§ **PROBLEM TO SOLVE**
Pick out every line holding the string "account" and copy it.

== DATASET ENTRIES

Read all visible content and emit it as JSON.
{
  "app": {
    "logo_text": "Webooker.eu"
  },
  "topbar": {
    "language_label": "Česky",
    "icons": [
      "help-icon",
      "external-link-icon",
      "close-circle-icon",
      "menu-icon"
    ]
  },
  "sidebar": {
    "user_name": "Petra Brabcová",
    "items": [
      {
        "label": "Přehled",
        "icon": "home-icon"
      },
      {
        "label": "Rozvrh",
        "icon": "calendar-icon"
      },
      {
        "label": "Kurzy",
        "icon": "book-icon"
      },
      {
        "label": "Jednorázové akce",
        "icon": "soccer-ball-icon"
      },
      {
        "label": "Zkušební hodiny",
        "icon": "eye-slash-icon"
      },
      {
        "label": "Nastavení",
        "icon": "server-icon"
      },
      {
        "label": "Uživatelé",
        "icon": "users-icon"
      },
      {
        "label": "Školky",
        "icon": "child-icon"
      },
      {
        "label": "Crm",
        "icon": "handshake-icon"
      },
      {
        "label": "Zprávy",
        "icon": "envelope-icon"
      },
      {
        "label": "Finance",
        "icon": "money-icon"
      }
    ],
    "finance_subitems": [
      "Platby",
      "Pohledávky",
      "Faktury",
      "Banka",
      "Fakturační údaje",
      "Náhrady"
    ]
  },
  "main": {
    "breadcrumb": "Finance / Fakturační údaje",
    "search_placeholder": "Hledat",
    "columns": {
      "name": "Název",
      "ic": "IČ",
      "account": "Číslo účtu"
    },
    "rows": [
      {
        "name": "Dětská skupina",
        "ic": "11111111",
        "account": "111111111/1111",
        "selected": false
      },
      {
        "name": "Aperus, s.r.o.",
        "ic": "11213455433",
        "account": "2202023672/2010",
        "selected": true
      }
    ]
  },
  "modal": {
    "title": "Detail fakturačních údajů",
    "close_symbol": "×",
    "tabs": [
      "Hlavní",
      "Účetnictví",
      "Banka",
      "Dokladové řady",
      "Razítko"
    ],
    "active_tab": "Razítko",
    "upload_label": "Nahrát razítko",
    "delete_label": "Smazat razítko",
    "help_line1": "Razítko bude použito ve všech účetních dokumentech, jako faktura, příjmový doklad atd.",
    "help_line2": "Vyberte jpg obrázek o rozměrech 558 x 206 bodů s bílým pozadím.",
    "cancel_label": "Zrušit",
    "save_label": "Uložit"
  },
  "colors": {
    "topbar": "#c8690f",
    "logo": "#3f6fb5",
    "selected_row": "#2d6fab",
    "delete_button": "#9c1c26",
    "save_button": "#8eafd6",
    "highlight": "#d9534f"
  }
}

====

§ **SOLUTION TO THIS PROBLEM**
      "account": "Číslo účtu"
        "account": "111111111/1111",
        "account": "2202023672/2010",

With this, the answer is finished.